Task directions:
Reproduce every entry below precisely. Pictures are excluded from the copy.

Material provided:

* Start *

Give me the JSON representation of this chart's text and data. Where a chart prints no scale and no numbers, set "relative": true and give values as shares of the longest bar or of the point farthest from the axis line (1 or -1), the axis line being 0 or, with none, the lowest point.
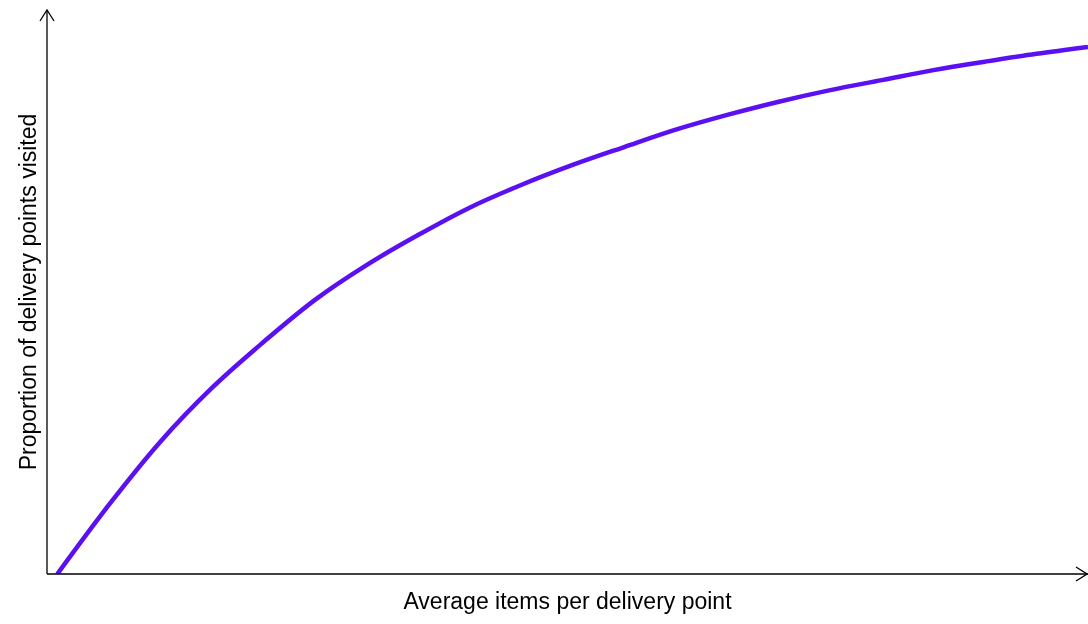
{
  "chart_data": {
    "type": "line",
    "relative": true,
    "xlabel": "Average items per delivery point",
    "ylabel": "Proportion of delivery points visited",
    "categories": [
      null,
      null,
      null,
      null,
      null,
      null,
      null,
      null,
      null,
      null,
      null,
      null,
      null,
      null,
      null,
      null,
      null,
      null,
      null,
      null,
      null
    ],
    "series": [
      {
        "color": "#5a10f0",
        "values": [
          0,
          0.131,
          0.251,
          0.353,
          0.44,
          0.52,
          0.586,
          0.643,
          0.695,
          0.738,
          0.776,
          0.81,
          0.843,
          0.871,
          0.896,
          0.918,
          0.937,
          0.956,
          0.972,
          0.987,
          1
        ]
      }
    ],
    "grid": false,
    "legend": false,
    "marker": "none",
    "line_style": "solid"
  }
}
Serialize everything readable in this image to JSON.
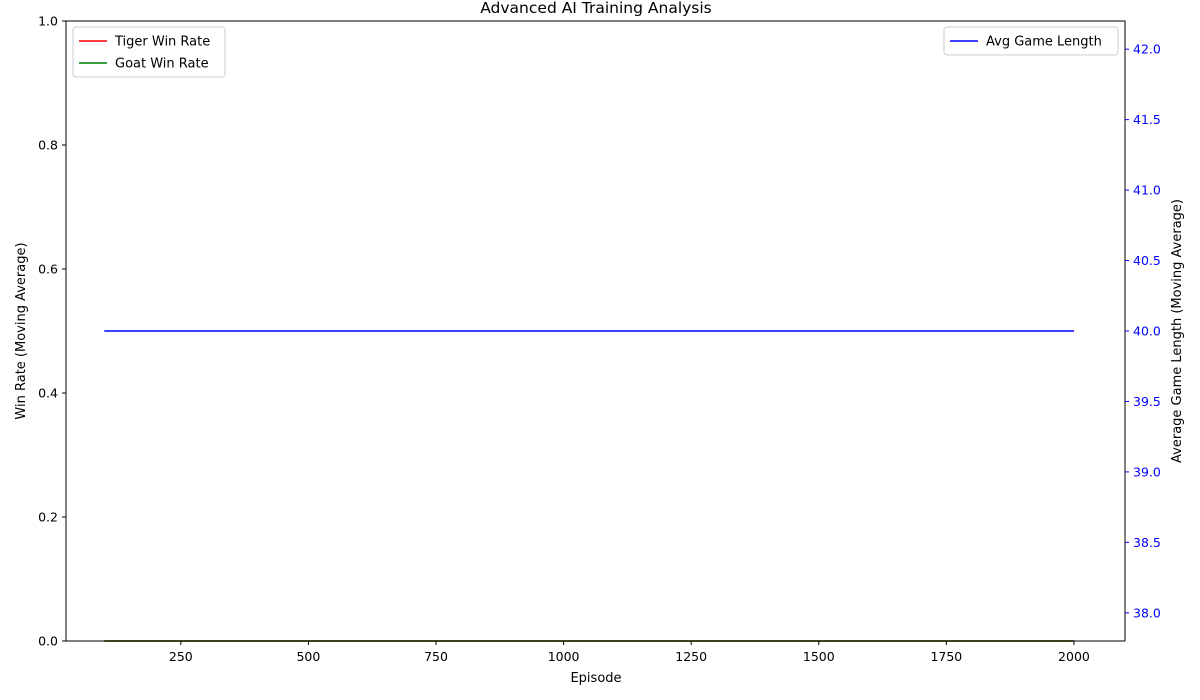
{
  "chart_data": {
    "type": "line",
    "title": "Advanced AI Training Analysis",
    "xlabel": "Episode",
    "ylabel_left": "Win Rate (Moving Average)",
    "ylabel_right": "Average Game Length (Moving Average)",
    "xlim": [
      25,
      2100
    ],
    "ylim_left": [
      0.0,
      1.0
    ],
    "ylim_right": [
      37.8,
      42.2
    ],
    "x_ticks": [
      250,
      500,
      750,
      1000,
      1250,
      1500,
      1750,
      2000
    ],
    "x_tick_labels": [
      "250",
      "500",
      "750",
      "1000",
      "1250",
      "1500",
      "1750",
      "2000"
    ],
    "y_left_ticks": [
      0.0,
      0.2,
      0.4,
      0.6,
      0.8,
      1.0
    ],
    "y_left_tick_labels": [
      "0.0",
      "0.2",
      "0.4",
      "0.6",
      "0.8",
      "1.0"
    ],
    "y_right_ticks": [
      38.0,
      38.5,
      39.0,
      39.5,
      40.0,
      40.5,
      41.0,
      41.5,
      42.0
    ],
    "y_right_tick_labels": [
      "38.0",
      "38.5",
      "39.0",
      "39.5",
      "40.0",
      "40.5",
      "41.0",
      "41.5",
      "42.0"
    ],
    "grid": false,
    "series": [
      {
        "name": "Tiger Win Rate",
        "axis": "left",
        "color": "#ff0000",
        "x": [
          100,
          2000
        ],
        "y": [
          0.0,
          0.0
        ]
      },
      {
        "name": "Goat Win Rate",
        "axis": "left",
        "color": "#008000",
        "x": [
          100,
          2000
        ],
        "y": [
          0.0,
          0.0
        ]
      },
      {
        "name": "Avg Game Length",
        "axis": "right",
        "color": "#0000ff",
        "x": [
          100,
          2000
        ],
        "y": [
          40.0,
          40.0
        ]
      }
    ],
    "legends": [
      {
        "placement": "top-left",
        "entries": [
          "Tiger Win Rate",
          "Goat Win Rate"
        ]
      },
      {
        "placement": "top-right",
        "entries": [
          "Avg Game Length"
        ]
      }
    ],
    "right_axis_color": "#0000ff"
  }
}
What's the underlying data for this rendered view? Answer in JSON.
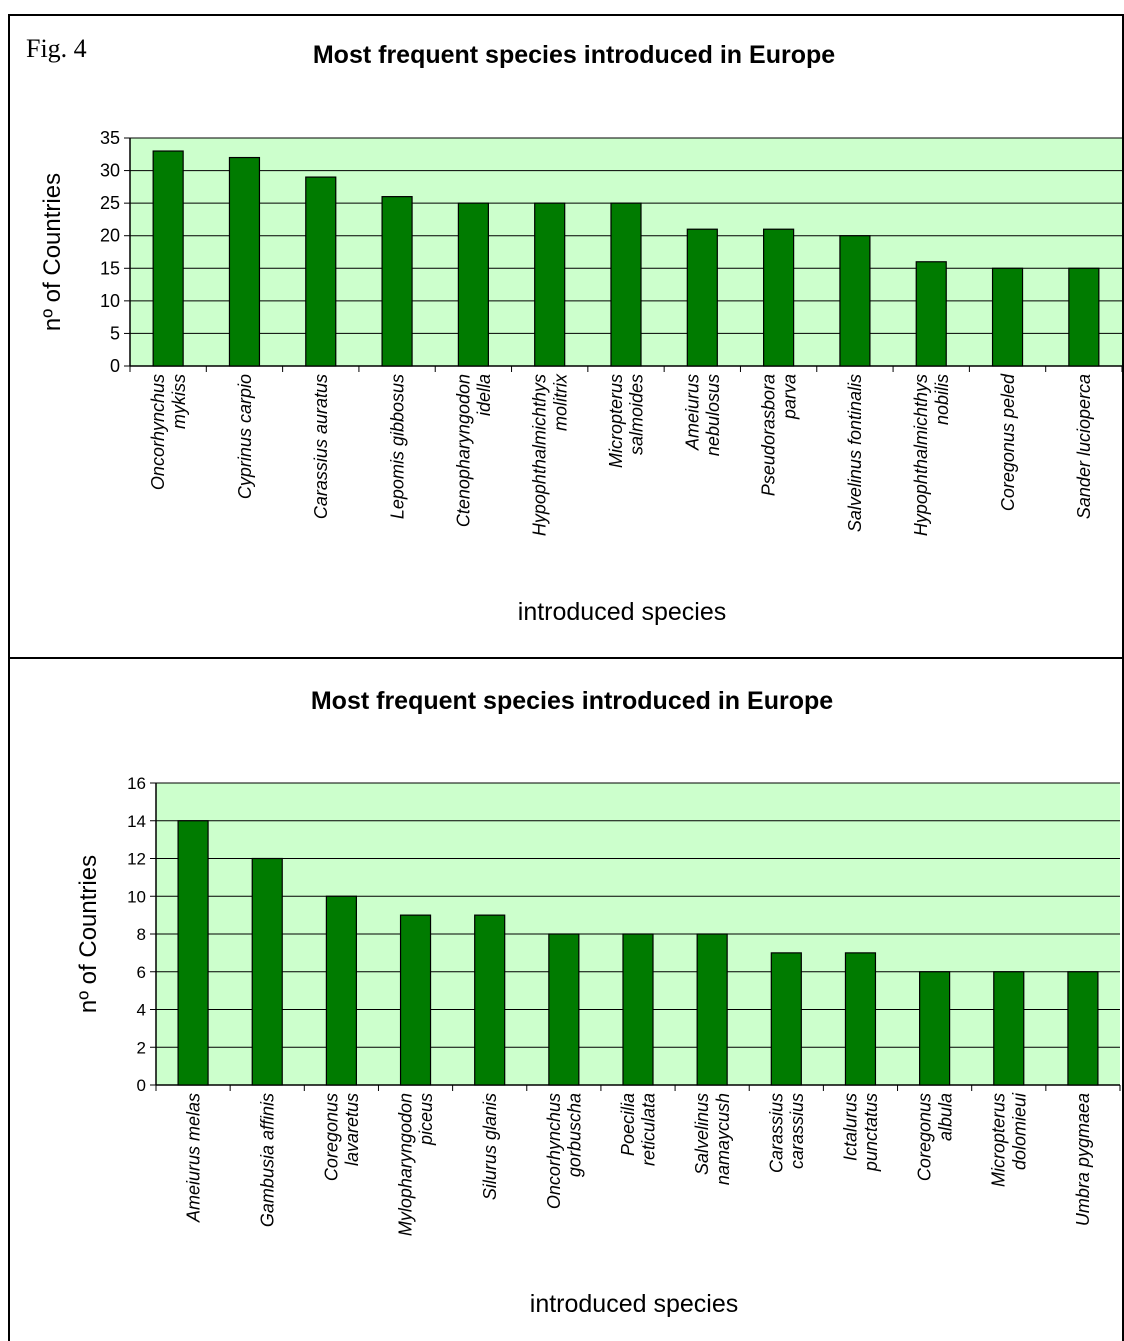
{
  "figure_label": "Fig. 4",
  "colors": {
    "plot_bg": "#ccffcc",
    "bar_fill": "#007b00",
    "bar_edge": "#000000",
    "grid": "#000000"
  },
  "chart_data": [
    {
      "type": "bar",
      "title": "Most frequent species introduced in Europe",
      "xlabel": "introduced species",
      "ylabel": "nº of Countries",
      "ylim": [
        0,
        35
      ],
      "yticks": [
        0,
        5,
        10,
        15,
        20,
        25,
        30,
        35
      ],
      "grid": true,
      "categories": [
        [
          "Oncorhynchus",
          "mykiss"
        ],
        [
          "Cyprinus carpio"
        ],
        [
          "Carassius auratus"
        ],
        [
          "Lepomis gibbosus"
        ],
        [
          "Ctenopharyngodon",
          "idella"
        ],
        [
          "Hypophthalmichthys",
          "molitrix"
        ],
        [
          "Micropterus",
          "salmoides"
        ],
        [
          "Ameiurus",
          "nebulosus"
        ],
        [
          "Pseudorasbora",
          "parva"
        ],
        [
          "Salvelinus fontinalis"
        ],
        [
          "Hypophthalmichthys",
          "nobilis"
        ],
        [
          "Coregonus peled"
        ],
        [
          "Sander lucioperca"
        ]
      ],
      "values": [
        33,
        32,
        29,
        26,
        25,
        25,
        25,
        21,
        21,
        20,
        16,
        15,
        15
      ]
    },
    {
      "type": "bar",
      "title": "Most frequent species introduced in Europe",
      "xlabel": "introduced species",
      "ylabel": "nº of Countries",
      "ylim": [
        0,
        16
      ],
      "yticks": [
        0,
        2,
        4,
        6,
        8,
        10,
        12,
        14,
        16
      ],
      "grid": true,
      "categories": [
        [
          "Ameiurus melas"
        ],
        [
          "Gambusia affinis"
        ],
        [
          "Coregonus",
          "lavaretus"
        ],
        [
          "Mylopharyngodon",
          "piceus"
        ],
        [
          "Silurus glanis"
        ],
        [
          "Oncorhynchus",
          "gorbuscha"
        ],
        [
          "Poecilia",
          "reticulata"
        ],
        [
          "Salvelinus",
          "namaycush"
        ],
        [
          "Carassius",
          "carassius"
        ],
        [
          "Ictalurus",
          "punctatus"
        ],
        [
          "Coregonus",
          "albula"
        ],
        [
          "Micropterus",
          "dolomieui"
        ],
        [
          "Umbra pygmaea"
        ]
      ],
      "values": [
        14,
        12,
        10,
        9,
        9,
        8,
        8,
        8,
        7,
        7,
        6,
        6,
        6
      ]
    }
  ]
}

* End *

Solution:
Give me the JSON representation of this chart's text and data. Where a chart prints no scale and no numbers, set "relative": true and give values as shares of the longest bar or of the point farthest from the axis line (1 or -1), the axis line being 0 or, with none, the lowest point.
{
  "chart_data": {
    "type": "line",
    "relative": true,
    "xlabel": "Average items per delivery point",
    "ylabel": "Proportion of delivery points visited",
    "categories": [
      null,
      null,
      null,
      null,
      null,
      null,
      null,
      null,
      null,
      null,
      null,
      null,
      null,
      null,
      null,
      null,
      null,
      null,
      null,
      null,
      null
    ],
    "series": [
      {
        "color": "#5a10f0",
        "values": [
          0,
          0.131,
          0.251,
          0.353,
          0.44,
          0.52,
          0.586,
          0.643,
          0.695,
          0.738,
          0.776,
          0.81,
          0.843,
          0.871,
          0.896,
          0.918,
          0.937,
          0.956,
          0.972,
          0.987,
          1
        ]
      }
    ],
    "grid": false,
    "legend": false,
    "marker": "none",
    "line_style": "solid"
  }
}
Serialize everything readable in this image to JSON.
{
  "chart_data": {
    "type": "line",
    "title": "Advanced AI Training Analysis",
    "xlabel": "Episode",
    "ylabel_left": "Win Rate (Moving Average)",
    "ylabel_right": "Average Game Length (Moving Average)",
    "xlim": [
      25,
      2100
    ],
    "ylim_left": [
      0.0,
      1.0
    ],
    "ylim_right": [
      37.8,
      42.2
    ],
    "x_ticks": [
      250,
      500,
      750,
      1000,
      1250,
      1500,
      1750,
      2000
    ],
    "x_tick_labels": [
      "250",
      "500",
      "750",
      "1000",
      "1250",
      "1500",
      "1750",
      "2000"
    ],
    "y_left_ticks": [
      0.0,
      0.2,
      0.4,
      0.6,
      0.8,
      1.0
    ],
    "y_left_tick_labels": [
      "0.0",
      "0.2",
      "0.4",
      "0.6",
      "0.8",
      "1.0"
    ],
    "y_right_ticks": [
      38.0,
      38.5,
      39.0,
      39.5,
      40.0,
      40.5,
      41.0,
      41.5,
      42.0
    ],
    "y_right_tick_labels": [
      "38.0",
      "38.5",
      "39.0",
      "39.5",
      "40.0",
      "40.5",
      "41.0",
      "41.5",
      "42.0"
    ],
    "grid": false,
    "series": [
      {
        "name": "Tiger Win Rate",
        "axis": "left",
        "color": "#ff0000",
        "x": [
          100,
          2000
        ],
        "y": [
          0.0,
          0.0
        ]
      },
      {
        "name": "Goat Win Rate",
        "axis": "left",
        "color": "#008000",
        "x": [
          100,
          2000
        ],
        "y": [
          0.0,
          0.0
        ]
      },
      {
        "name": "Avg Game Length",
        "axis": "right",
        "color": "#0000ff",
        "x": [
          100,
          2000
        ],
        "y": [
          40.0,
          40.0
        ]
      }
    ],
    "legends": [
      {
        "placement": "top-left",
        "entries": [
          "Tiger Win Rate",
          "Goat Win Rate"
        ]
      },
      {
        "placement": "top-right",
        "entries": [
          "Avg Game Length"
        ]
      }
    ],
    "right_axis_color": "#0000ff"
  }
}
What's the underlying data for this rendered view? Answer in JSON.
{
  "figure_label": "Fig. 4",
  "colors": {
    "plot_bg": "#ccffcc",
    "bar_fill": "#007b00",
    "bar_edge": "#000000",
    "grid": "#000000"
  },
  "chart_data": [
    {
      "type": "bar",
      "title": "Most frequent species introduced in Europe",
      "xlabel": "introduced species",
      "ylabel": "nº of Countries",
      "ylim": [
        0,
        35
      ],
      "yticks": [
        0,
        5,
        10,
        15,
        20,
        25,
        30,
        35
      ],
      "grid": true,
      "categories": [
        [
          "Oncorhynchus",
          "mykiss"
        ],
        [
          "Cyprinus carpio"
        ],
        [
          "Carassius auratus"
        ],
        [
          "Lepomis gibbosus"
        ],
        [
          "Ctenopharyngodon",
          "idella"
        ],
        [
          "Hypophthalmichthys",
          "molitrix"
        ],
        [
          "Micropterus",
          "salmoides"
        ],
        [
          "Ameiurus",
          "nebulosus"
        ],
        [
          "Pseudorasbora",
          "parva"
        ],
        [
          "Salvelinus fontinalis"
        ],
        [
          "Hypophthalmichthys",
          "nobilis"
        ],
        [
          "Coregonus peled"
        ],
        [
          "Sander lucioperca"
        ]
      ],
      "values": [
        33,
        32,
        29,
        26,
        25,
        25,
        25,
        21,
        21,
        20,
        16,
        15,
        15
      ]
    },
    {
      "type": "bar",
      "title": "Most frequent species introduced in Europe",
      "xlabel": "introduced species",
      "ylabel": "nº of Countries",
      "ylim": [
        0,
        16
      ],
      "yticks": [
        0,
        2,
        4,
        6,
        8,
        10,
        12,
        14,
        16
      ],
      "grid": true,
      "categories": [
        [
          "Ameiurus melas"
        ],
        [
          "Gambusia affinis"
        ],
        [
          "Coregonus",
          "lavaretus"
        ],
        [
          "Mylopharyngodon",
          "piceus"
        ],
        [
          "Silurus glanis"
        ],
        [
          "Oncorhynchus",
          "gorbuscha"
        ],
        [
          "Poecilia",
          "reticulata"
        ],
        [
          "Salvelinus",
          "namaycush"
        ],
        [
          "Carassius",
          "carassius"
        ],
        [
          "Ictalurus",
          "punctatus"
        ],
        [
          "Coregonus",
          "albula"
        ],
        [
          "Micropterus",
          "dolomieui"
        ],
        [
          "Umbra pygmaea"
        ]
      ],
      "values": [
        14,
        12,
        10,
        9,
        9,
        8,
        8,
        8,
        7,
        7,
        6,
        6,
        6
      ]
    }
  ]
}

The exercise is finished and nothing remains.